**Dataset rows:**
────────────────

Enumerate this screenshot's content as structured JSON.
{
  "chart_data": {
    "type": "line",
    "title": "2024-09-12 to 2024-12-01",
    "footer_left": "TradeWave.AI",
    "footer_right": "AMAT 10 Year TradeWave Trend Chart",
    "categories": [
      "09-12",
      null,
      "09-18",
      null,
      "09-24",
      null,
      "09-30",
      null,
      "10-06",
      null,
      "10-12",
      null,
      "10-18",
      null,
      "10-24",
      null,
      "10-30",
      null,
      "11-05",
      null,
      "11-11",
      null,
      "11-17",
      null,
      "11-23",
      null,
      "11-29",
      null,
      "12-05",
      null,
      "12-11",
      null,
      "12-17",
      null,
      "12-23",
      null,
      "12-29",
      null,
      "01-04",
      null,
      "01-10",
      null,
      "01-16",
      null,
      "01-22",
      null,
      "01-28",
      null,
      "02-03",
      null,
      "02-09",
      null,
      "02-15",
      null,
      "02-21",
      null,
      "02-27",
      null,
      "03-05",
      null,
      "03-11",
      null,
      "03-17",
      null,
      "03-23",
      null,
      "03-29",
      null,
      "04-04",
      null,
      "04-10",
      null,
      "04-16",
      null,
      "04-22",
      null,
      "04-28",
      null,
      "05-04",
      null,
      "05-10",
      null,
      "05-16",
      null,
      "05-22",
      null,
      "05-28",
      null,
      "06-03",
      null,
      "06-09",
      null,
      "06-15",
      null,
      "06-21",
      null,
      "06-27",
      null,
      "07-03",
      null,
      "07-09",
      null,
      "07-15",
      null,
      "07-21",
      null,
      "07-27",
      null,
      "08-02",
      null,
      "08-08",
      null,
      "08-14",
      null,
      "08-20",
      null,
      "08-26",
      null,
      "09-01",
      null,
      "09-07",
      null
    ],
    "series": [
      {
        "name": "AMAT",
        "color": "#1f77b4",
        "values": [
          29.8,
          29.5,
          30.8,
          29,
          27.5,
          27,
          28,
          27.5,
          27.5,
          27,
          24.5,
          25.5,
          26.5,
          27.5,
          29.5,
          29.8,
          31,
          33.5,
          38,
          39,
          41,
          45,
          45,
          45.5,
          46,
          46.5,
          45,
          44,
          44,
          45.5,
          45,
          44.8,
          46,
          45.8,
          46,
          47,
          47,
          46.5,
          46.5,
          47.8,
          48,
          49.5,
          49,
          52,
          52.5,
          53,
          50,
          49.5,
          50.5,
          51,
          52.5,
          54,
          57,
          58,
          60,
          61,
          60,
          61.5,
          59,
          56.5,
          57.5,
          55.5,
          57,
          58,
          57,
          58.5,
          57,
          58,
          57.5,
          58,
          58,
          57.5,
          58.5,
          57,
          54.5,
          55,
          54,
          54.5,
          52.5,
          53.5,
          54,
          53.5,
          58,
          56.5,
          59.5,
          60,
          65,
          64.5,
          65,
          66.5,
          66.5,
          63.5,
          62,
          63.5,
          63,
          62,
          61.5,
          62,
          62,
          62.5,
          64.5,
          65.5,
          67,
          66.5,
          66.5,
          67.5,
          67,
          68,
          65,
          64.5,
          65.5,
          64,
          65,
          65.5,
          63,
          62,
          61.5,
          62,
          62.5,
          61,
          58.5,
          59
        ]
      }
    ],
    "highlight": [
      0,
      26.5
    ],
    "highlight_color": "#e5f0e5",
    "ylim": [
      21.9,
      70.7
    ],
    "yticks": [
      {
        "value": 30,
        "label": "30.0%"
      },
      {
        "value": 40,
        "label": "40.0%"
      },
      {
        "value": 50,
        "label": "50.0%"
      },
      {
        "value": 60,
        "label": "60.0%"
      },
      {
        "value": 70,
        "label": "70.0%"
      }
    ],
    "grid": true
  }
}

────────────────

**What you will do:** Can you reproduce all the material exactly?

**Result of the exercise:**
Enumerate this screenshot's content as structured JSON.
{
  "chart_data": {
    "type": "line",
    "title": "2024-09-12 to 2024-12-01",
    "footer_left": "TradeWave.AI",
    "footer_right": "AMAT 10 Year TradeWave Trend Chart",
    "categories": [
      "09-12",
      null,
      "09-18",
      null,
      "09-24",
      null,
      "09-30",
      null,
      "10-06",
      null,
      "10-12",
      null,
      "10-18",
      null,
      "10-24",
      null,
      "10-30",
      null,
      "11-05",
      null,
      "11-11",
      null,
      "11-17",
      null,
      "11-23",
      null,
      "11-29",
      null,
      "12-05",
      null,
      "12-11",
      null,
      "12-17",
      null,
      "12-23",
      null,
      "12-29",
      null,
      "01-04",
      null,
      "01-10",
      null,
      "01-16",
      null,
      "01-22",
      null,
      "01-28",
      null,
      "02-03",
      null,
      "02-09",
      null,
      "02-15",
      null,
      "02-21",
      null,
      "02-27",
      null,
      "03-05",
      null,
      "03-11",
      null,
      "03-17",
      null,
      "03-23",
      null,
      "03-29",
      null,
      "04-04",
      null,
      "04-10",
      null,
      "04-16",
      null,
      "04-22",
      null,
      "04-28",
      null,
      "05-04",
      null,
      "05-10",
      null,
      "05-16",
      null,
      "05-22",
      null,
      "05-28",
      null,
      "06-03",
      null,
      "06-09",
      null,
      "06-15",
      null,
      "06-21",
      null,
      "06-27",
      null,
      "07-03",
      null,
      "07-09",
      null,
      "07-15",
      null,
      "07-21",
      null,
      "07-27",
      null,
      "08-02",
      null,
      "08-08",
      null,
      "08-14",
      null,
      "08-20",
      null,
      "08-26",
      null,
      "09-01",
      null,
      "09-07",
      null
    ],
    "series": [
      {
        "name": "AMAT",
        "color": "#1f77b4",
        "values": [
          29.8,
          29.5,
          30.8,
          29,
          27.5,
          27,
          28,
          27.5,
          27.5,
          27,
          24.5,
          25.5,
          26.5,
          27.5,
          29.5,
          29.8,
          31,
          33.5,
          38,
          39,
          41,
          45,
          45,
          45.5,
          46,
          46.5,
          45,
          44,
          44,
          45.5,
          45,
          44.8,
          46,
          45.8,
          46,
          47,
          47,
          46.5,
          46.5,
          47.8,
          48,
          49.5,
          49,
          52,
          52.5,
          53,
          50,
          49.5,
          50.5,
          51,
          52.5,
          54,
          57,
          58,
          60,
          61,
          60,
          61.5,
          59,
          56.5,
          57.5,
          55.5,
          57,
          58,
          57,
          58.5,
          57,
          58,
          57.5,
          58,
          58,
          57.5,
          58.5,
          57,
          54.5,
          55,
          54,
          54.5,
          52.5,
          53.5,
          54,
          53.5,
          58,
          56.5,
          59.5,
          60,
          65,
          64.5,
          65,
          66.5,
          66.5,
          63.5,
          62,
          63.5,
          63,
          62,
          61.5,
          62,
          62,
          62.5,
          64.5,
          65.5,
          67,
          66.5,
          66.5,
          67.5,
          67,
          68,
          65,
          64.5,
          65.5,
          64,
          65,
          65.5,
          63,
          62,
          61.5,
          62,
          62.5,
          61,
          58.5,
          59
        ]
      }
    ],
    "highlight": [
      0,
      26.5
    ],
    "highlight_color": "#e5f0e5",
    "ylim": [
      21.9,
      70.7
    ],
    "yticks": [
      {
        "value": 30,
        "label": "30.0%"
      },
      {
        "value": 40,
        "label": "40.0%"
      },
      {
        "value": 50,
        "label": "50.0%"
      },
      {
        "value": 60,
        "label": "60.0%"
      },
      {
        "value": 70,
        "label": "70.0%"
      }
    ],
    "grid": true
  }
}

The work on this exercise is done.